_Stored records_.
──────────────────────────────
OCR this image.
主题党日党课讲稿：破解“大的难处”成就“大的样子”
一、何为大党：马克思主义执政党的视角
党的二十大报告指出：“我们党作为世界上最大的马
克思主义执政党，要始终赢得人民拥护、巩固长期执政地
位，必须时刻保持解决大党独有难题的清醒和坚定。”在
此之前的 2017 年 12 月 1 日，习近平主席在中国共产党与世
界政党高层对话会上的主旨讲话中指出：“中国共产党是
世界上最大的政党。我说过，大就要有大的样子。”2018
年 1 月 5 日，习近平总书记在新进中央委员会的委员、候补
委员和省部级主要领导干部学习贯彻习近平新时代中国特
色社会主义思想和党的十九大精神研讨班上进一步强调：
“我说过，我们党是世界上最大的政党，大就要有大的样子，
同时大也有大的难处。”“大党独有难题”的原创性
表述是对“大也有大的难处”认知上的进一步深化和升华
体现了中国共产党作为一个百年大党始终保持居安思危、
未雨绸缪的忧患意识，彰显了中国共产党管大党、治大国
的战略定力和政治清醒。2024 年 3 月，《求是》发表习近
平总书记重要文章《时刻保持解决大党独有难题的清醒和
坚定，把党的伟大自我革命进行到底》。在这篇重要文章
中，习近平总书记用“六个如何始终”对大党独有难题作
──────────────────────────────
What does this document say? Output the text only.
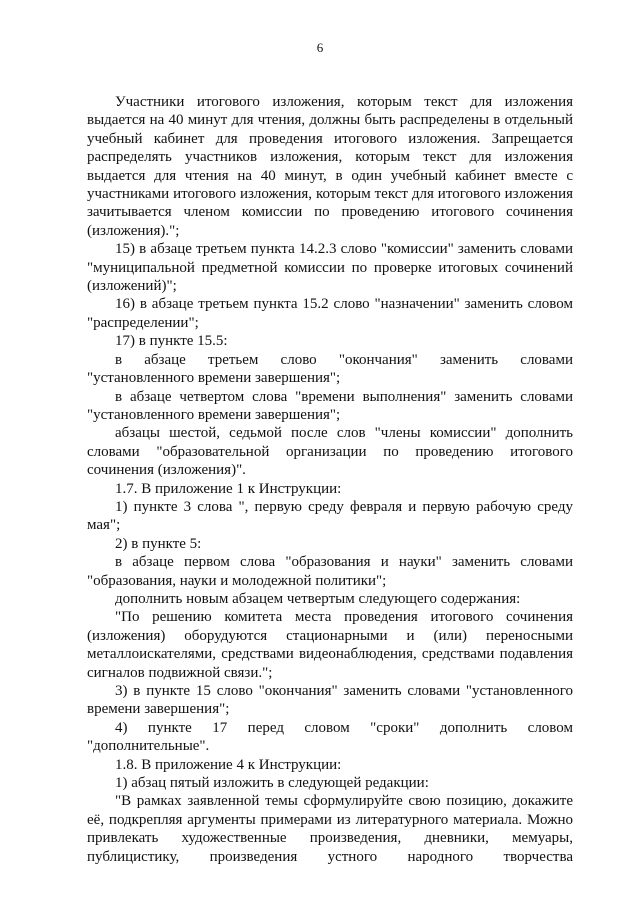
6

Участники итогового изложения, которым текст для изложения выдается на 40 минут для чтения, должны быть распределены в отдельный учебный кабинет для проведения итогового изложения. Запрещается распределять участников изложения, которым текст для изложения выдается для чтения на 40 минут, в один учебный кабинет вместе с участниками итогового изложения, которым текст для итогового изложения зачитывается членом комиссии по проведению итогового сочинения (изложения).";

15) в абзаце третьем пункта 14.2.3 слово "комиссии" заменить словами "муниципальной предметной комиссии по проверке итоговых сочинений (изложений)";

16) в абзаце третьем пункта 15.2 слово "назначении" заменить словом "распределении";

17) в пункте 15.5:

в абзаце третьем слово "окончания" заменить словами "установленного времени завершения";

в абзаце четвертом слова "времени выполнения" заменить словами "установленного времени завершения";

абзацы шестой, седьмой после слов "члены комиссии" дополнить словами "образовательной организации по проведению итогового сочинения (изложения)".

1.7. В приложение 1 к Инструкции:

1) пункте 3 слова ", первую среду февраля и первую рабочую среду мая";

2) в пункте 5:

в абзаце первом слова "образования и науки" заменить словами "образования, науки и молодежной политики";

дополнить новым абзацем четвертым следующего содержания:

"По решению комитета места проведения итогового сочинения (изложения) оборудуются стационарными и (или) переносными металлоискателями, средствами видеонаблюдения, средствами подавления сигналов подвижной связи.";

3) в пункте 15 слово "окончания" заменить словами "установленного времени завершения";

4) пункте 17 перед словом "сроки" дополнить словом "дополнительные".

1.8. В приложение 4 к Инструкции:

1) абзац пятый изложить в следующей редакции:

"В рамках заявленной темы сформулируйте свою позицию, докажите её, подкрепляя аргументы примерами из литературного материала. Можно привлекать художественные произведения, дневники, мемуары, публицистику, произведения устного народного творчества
──────────────────────────────
_Problem statement_. State how many lines of the listing include the word "проведения". Reply with the number alone.

_Result_. 2